To support loose coupling, service endpoints must have public IP addresses. For single server services, or pools of servers running without a load balancer, the servers must have public IP addresses. For clusters / pools of servers behind a load balancer, the load balancer must have a public IP, but the servers can have private IPs.

DNS Naming

All service endpoints must have names in DNS that resolve to public IPs. Servers behind load-balancers can have, but do not need, public DNS names. If the hosting provider creates and maintains fixed DNS names for services those names can be aliased in Stanford’s DNS using CNAME resource records. If the services or hosts have changing DNS names (for example, EC2 instances have DNS names based on their public IP), then the associated domains should be delegated to a DNS service (preferably the provider’s) that provides an API for timely changes.

RECORDS FOR THE EXERCISE.
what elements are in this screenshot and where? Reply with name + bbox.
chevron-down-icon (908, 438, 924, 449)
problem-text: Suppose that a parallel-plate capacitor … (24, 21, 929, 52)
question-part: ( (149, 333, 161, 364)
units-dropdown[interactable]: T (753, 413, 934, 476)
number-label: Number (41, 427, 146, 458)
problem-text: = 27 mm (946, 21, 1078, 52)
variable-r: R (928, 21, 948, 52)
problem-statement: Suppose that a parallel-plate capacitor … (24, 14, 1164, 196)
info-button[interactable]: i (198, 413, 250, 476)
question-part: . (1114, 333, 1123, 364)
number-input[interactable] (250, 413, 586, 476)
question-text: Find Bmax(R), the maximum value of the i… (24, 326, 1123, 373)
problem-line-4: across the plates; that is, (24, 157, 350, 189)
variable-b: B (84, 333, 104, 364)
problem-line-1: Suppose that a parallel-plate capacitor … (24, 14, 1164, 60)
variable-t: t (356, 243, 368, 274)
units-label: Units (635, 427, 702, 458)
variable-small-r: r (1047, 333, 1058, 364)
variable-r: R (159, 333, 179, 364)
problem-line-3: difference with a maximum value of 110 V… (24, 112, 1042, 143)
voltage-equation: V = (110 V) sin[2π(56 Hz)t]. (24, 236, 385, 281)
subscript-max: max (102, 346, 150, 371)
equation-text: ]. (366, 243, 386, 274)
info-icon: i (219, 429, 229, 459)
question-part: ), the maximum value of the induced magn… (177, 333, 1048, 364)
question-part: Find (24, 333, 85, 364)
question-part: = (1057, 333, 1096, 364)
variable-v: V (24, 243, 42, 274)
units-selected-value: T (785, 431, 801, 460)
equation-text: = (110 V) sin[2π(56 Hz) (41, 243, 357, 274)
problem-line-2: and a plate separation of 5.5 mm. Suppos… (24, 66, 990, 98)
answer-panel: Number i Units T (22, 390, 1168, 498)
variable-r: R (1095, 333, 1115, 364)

SET TASKS.
1: Render the entries as a Markdown table with columns Row and Line, starting with the first line of the entries and ending with the line containing "number-label: Number (41, 427, 146, 458)", both included, and leave out any blank lines.
2: Write the next part of the passage on public IP addresses and DNS naming for service endpoints, beginning right after its final sentence.
The entries have no connection to the passage on public IP addresses and DNS naming.

ANSWERS TO THE PROBLEMS.
1:
| Row | Line |
|---|---|
| 1 | what elements are in this screenshot and where? Reply with name + bbox. |
| 2 | chevron-down-icon (908, 438, 924, 449) |
| 3 | problem-text: Suppose that a parallel-plate capacitor … (24, 21, 929, 52) |
| 4 | question-part: ( (149, 333, 161, 364) |
| 5 | units-dropdown[interactable]: T (753, 413, 934, 476) |
| 6 | number-label: Number (41, 427, 146, 458) |

2:
Leverage the Features of Our Tools

We often deploy new tools without leveraging the advantages they bring. For example, consider Splunk. Before Splunk was deployed on campus, many UIT groups dumped raw log files to shared file systems, or forwarded logs via syslog/rsyslog to a central logger. After Splunk was deployed, logs continued to be forwarded to Splunk via rsyslog, which require few changes on the log generators, but ignored the capability in the Splunk Forwarder for parsing specific log files into structured data.

Use Service Specific Images

All non-physical systems should be run from pre-built images. Images should be specific to the services they run; there should be no “monster” images with all possible software installed. Images should be built using configuration management tools such as Puppet, Chef, or Ansible. UIT has standardized on Puppet for Linux systems and Microsoft SCCM for Windows. Post-boot configuration should be kept to a bare minimum, and images should be as ready to run as possible. However, images should not contain any configuration specific to an instance of the service or application. For example, a Drupal or WordPress image could contain the configuration for Stanford’s SAML IdP, and most of the SAML SP configuration, but would not contain the configuration for the database. Images should be frequently, and automatically, built and tested.

Configuration and Packaging Are Code

Local package definitions, configuration files, and configuration management tool definitions, scripts, etc. should be treated as code. See the Code Management section below for more details.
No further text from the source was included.